Problem to solve » From the listing below, return each line that includes "content".
## START
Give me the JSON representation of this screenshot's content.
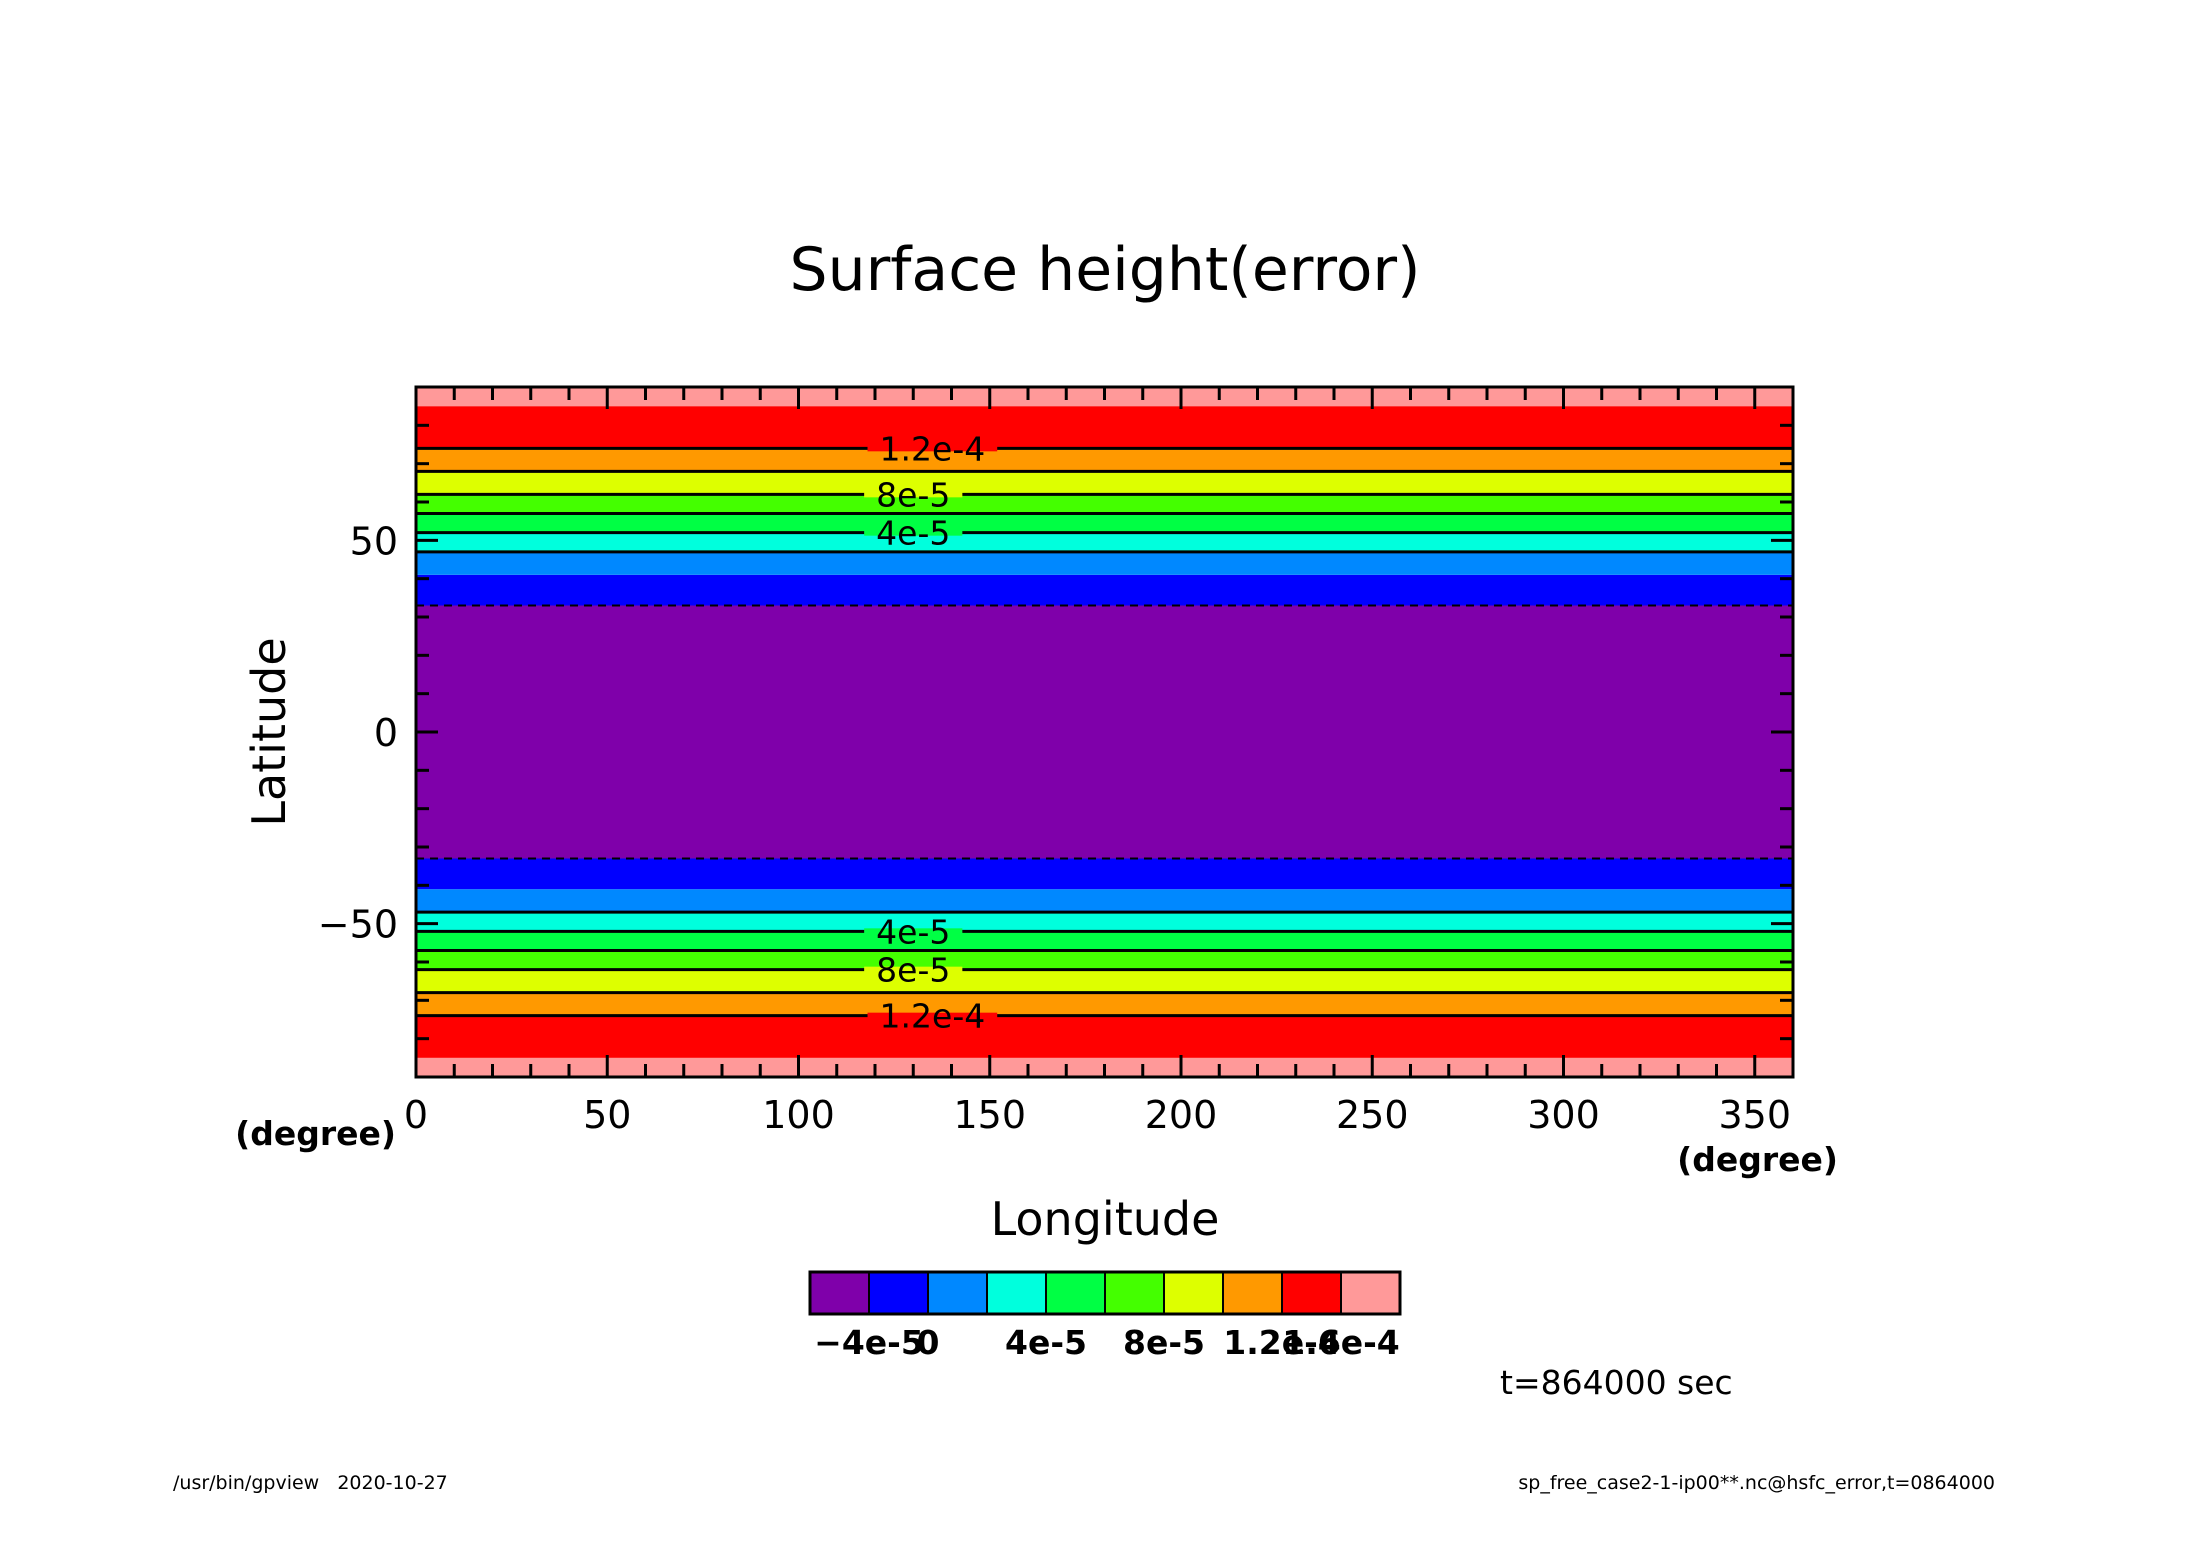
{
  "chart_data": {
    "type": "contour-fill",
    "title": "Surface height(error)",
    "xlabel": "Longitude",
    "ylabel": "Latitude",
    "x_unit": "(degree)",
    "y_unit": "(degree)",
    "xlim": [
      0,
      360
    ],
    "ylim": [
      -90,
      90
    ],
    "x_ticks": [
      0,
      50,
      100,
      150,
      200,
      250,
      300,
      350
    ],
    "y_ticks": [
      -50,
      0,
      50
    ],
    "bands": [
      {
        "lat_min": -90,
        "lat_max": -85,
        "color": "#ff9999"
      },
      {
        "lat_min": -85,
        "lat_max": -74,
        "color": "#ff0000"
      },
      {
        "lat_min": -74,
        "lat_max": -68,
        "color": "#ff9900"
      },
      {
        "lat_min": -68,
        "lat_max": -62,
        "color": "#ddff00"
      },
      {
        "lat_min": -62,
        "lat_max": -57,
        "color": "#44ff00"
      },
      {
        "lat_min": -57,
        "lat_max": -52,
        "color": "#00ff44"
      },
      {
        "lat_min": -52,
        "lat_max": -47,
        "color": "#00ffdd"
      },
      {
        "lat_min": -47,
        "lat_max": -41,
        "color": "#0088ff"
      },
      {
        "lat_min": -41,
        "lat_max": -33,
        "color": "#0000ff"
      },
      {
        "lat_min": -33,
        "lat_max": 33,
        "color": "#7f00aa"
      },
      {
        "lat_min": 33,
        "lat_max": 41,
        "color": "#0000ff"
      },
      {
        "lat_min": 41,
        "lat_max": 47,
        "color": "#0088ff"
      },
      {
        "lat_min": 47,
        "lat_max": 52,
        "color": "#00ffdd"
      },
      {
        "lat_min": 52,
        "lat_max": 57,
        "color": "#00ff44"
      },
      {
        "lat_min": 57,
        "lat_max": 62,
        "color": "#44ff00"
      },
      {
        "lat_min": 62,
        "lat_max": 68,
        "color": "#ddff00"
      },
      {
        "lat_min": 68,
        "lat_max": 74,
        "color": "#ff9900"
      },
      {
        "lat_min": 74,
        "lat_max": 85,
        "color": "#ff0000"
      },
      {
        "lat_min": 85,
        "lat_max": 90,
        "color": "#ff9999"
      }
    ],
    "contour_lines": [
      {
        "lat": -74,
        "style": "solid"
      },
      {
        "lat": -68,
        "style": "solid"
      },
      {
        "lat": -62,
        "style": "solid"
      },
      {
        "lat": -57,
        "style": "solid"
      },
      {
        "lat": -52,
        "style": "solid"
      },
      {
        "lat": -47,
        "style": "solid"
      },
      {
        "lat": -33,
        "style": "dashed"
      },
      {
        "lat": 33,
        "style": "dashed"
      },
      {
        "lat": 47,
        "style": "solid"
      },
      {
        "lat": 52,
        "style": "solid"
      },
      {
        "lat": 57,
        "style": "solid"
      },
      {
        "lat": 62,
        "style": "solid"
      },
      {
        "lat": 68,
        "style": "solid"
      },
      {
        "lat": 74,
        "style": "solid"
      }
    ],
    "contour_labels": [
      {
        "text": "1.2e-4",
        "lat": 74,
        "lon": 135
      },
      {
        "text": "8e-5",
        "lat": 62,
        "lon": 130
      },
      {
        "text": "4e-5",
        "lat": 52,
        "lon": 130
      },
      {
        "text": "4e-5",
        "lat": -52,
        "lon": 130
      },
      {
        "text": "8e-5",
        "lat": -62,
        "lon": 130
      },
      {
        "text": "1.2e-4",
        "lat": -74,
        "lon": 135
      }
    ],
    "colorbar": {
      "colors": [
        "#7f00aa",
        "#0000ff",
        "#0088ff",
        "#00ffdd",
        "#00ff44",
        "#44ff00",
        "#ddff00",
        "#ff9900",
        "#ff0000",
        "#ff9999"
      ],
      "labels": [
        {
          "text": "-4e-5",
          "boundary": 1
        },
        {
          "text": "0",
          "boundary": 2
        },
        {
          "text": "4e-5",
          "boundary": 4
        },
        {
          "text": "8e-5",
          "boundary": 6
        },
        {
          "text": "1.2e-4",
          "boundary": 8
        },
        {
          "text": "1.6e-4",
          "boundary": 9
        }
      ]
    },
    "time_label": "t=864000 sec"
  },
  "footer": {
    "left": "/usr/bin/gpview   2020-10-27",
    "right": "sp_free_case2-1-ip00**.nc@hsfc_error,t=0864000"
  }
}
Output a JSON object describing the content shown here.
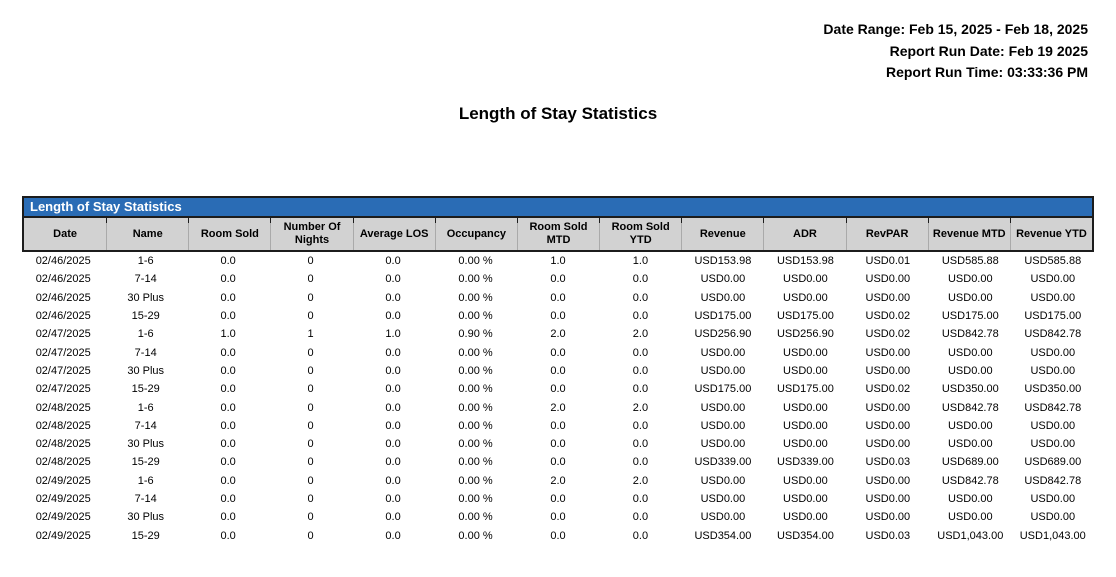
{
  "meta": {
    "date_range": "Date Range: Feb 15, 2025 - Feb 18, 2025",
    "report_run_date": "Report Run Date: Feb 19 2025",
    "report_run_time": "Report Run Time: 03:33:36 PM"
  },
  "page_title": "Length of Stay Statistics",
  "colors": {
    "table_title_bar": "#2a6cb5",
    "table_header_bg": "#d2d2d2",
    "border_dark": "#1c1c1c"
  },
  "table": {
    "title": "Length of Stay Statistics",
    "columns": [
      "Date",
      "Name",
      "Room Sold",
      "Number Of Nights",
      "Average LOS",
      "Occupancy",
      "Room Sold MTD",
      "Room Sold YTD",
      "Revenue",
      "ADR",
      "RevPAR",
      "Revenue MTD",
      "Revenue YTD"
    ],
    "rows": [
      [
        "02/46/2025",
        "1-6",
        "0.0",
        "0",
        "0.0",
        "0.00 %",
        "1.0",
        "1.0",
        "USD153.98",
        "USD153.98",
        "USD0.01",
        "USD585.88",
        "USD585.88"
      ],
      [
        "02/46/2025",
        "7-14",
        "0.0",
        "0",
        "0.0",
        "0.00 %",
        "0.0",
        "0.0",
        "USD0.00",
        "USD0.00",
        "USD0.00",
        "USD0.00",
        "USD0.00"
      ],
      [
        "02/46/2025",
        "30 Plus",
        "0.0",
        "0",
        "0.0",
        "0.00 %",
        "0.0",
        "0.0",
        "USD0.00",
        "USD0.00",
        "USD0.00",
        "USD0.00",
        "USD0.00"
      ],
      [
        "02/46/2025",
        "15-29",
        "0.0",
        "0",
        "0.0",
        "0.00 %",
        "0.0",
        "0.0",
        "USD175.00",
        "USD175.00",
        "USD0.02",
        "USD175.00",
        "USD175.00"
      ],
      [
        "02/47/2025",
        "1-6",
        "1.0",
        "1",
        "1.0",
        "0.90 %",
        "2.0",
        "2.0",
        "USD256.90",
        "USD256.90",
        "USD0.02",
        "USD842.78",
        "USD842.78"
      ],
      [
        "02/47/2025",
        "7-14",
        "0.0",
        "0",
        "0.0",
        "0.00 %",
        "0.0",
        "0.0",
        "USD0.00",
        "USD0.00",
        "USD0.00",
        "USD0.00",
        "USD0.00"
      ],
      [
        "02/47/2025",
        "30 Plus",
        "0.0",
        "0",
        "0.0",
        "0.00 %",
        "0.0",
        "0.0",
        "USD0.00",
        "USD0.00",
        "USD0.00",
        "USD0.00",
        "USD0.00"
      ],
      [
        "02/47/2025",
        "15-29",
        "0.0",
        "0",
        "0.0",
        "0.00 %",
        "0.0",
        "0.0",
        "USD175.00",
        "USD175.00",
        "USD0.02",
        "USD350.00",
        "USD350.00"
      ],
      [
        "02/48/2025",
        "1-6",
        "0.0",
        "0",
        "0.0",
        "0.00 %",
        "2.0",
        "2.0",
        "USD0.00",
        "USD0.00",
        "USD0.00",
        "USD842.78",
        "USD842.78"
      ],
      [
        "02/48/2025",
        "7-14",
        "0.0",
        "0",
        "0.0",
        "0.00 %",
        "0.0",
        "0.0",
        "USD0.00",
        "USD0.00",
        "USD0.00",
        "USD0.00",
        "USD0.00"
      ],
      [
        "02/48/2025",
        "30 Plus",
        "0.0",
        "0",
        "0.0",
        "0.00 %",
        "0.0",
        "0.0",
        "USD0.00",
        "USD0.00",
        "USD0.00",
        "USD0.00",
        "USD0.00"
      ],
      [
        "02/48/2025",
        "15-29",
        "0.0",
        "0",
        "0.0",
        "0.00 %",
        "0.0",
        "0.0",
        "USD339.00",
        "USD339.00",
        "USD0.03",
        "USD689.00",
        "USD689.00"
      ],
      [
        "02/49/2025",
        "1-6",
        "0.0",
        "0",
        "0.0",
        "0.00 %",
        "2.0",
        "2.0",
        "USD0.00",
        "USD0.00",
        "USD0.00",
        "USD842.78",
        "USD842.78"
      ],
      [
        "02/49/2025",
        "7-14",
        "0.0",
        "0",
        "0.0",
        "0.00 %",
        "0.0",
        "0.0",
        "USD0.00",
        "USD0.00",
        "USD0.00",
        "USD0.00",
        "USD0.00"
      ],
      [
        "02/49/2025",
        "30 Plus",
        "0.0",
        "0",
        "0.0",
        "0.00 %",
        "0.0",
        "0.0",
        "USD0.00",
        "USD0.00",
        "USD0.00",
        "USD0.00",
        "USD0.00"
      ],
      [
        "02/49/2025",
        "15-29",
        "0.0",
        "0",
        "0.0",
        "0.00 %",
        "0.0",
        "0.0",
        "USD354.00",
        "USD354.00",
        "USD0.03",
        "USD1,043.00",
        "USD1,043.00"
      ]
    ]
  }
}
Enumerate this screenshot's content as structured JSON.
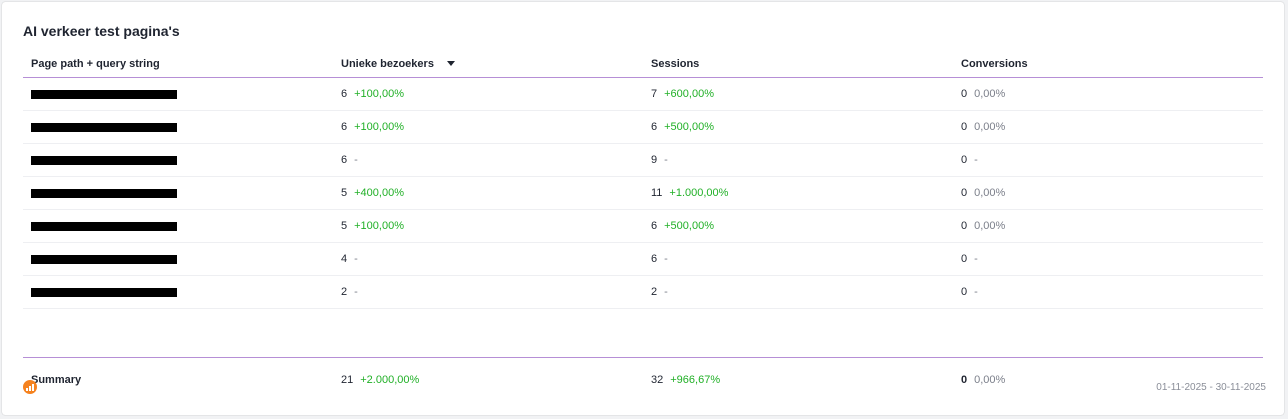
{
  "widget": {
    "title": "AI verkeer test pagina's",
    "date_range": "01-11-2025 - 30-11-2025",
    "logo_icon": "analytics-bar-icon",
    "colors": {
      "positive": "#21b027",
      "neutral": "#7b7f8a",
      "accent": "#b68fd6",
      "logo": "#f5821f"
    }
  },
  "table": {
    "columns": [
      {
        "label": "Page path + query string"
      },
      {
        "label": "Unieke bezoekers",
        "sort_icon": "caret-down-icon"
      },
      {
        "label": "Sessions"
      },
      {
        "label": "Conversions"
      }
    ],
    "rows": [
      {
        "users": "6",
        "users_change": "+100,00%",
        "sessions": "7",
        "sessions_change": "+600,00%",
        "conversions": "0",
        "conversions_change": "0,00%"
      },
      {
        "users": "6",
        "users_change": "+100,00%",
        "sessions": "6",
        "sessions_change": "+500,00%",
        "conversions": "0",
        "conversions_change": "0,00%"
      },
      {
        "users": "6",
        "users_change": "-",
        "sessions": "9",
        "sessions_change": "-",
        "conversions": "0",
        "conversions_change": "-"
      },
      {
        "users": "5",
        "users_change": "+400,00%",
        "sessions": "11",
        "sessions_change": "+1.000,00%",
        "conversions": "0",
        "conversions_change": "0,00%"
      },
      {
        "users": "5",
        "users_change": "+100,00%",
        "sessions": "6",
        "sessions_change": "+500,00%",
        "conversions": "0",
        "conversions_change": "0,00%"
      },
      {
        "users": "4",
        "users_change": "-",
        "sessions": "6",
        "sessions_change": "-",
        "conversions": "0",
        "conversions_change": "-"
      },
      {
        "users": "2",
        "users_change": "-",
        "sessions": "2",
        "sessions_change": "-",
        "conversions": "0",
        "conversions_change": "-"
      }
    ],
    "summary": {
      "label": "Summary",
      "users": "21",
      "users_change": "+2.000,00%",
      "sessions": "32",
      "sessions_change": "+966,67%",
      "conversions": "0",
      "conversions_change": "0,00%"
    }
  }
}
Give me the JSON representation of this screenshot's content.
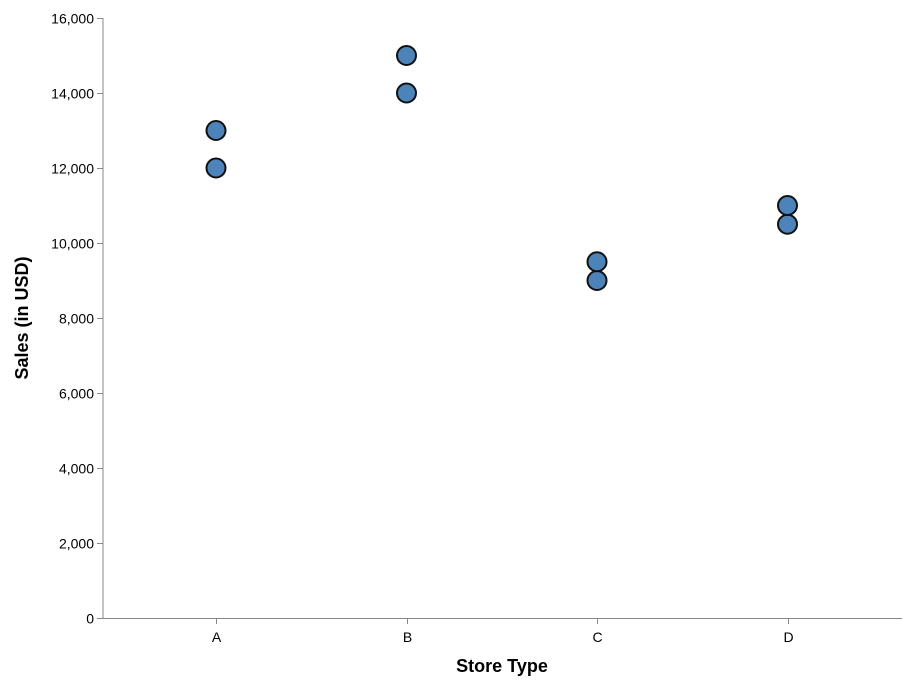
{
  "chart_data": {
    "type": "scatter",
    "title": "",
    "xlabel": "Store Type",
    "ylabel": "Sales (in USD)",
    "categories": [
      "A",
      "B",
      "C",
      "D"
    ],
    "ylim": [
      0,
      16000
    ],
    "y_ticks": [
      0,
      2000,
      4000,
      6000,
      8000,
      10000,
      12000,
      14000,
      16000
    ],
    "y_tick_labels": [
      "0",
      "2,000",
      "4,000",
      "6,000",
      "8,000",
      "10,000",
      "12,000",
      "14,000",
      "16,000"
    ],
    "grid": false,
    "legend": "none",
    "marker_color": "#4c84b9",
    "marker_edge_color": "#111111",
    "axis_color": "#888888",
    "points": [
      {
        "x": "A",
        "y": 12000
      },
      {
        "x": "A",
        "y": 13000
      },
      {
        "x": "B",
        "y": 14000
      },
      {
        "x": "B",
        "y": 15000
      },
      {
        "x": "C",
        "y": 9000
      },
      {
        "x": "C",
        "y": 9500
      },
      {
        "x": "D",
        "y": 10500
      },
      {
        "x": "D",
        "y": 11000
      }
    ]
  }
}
## END
Answer to the exercise »
Give me the JSON representation of this screenshot's content.
Output a JSON object describing the content shown here.
Enumerate this screenshot's content as structured JSON.
Give me the JSON representation of this screenshot's content.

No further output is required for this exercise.